### PROBLEM DETAILS
Restate the data below word for word, and let no image into your version.

### DATA IN THIS EXERCISE
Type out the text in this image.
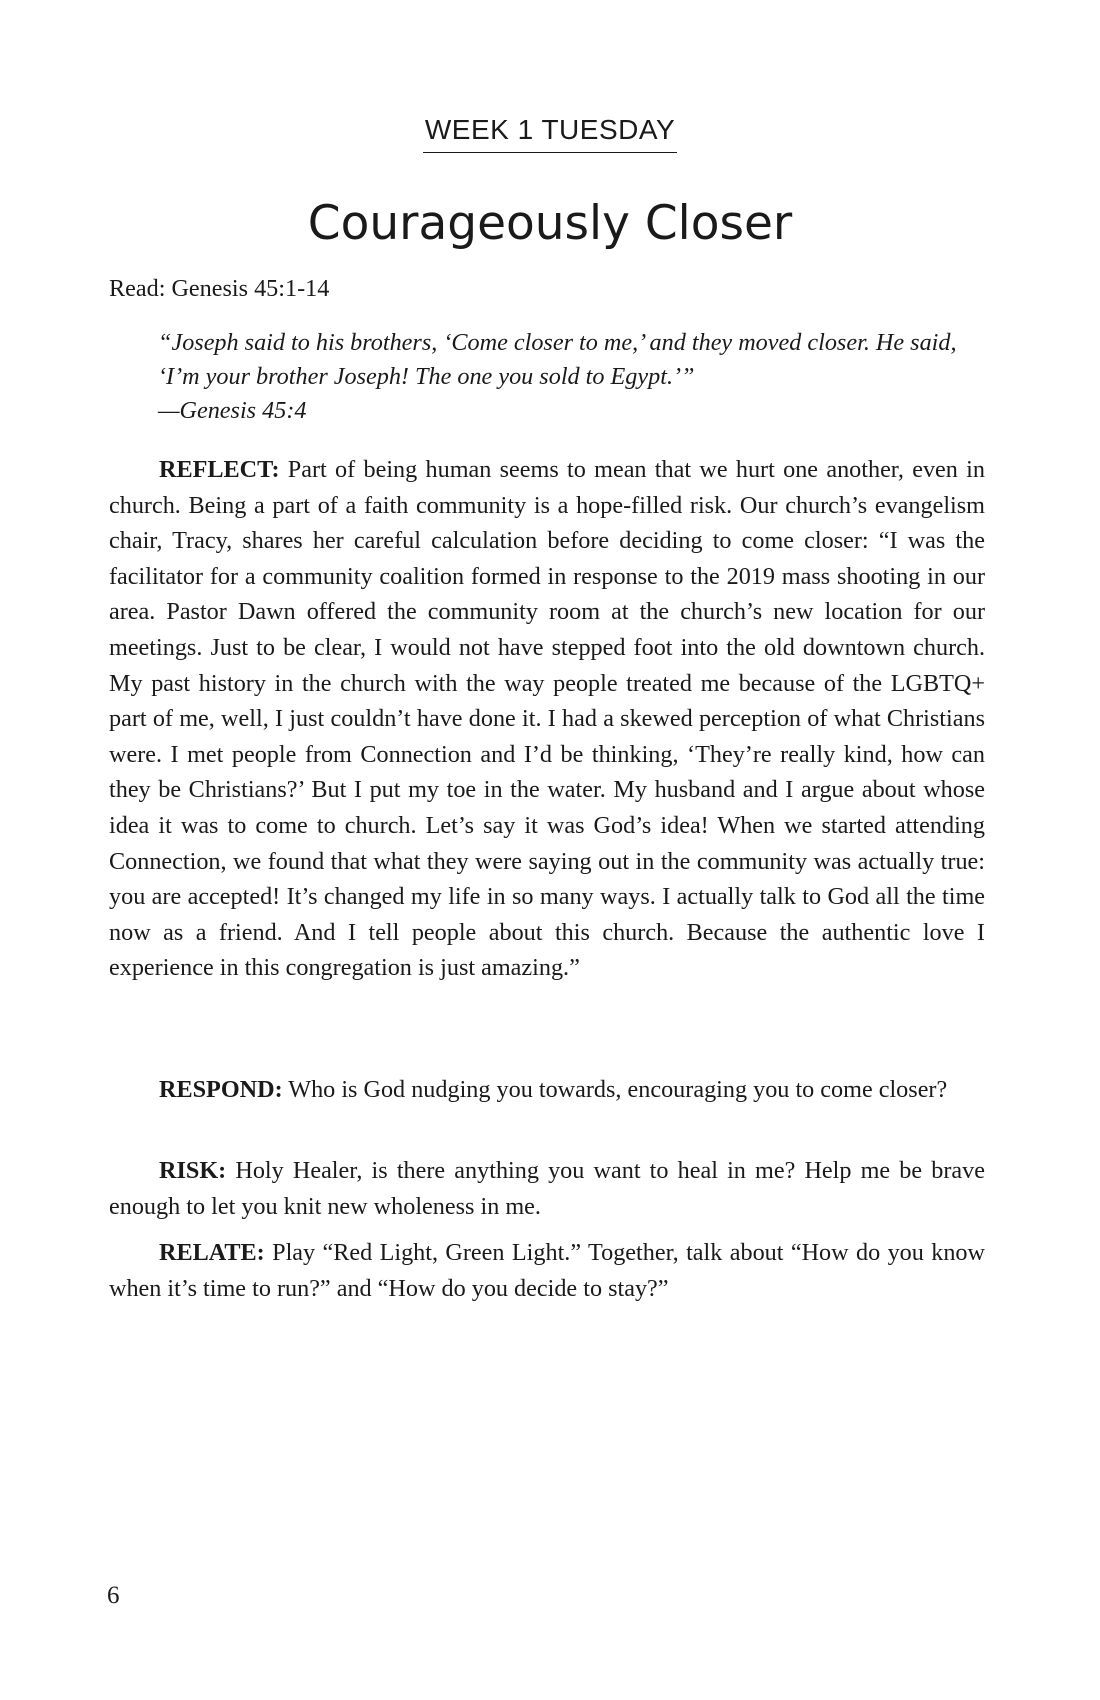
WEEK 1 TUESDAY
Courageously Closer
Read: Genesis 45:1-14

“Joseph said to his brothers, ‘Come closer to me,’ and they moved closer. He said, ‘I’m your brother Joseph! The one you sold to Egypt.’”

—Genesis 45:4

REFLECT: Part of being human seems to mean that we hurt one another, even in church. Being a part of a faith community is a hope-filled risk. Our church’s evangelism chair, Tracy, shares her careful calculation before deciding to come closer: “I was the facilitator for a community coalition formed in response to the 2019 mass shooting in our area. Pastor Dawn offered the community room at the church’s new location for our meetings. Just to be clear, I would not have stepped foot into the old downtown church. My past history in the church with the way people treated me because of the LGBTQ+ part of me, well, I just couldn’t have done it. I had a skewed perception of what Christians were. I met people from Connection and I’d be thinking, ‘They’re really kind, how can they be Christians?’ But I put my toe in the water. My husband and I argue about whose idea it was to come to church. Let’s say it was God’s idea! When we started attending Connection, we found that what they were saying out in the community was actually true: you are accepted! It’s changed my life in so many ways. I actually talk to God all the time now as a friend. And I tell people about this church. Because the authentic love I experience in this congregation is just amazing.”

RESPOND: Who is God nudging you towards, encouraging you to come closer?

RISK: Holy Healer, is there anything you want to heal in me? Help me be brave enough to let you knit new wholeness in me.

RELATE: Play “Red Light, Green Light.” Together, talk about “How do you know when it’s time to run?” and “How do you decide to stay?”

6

### OUTPUT OF THE TASK
Type out the text in this image.
WEEK 1 TUESDAY
Courageously Closer
Read: Genesis 45:1-14

“Joseph said to his brothers, ‘Come closer to me,’ and they moved closer. He said, ‘I’m your brother Joseph! The one you sold to Egypt.’”

—Genesis 45:4

REFLECT: Part of being human seems to mean that we hurt one another, even in church. Being a part of a faith community is a hope-filled risk. Our church’s evangelism chair, Tracy, shares her careful calculation before deciding to come closer: “I was the facilitator for a community coalition formed in response to the 2019 mass shooting in our area. Pastor Dawn offered the community room at the church’s new location for our meetings. Just to be clear, I would not have stepped foot into the old downtown church. My past history in the church with the way people treated me because of the LGBTQ+ part of me, well, I just couldn’t have done it. I had a skewed perception of what Christians were. I met people from Connection and I’d be thinking, ‘They’re really kind, how can they be Christians?’ But I put my toe in the water. My husband and I argue about whose idea it was to come to church. Let’s say it was God’s idea! When we started attending Connection, we found that what they were saying out in the community was actually true: you are accepted! It’s changed my life in so many ways. I actually talk to God all the time now as a friend. And I tell people about this church. Because the authentic love I experience in this congregation is just amazing.”

RESPOND: Who is God nudging you towards, encouraging you to come closer?

RISK: Holy Healer, is there anything you want to heal in me? Help me be brave enough to let you knit new wholeness in me.

RELATE: Play “Red Light, Green Light.” Together, talk about “How do you know when it’s time to run?” and “How do you decide to stay?”

6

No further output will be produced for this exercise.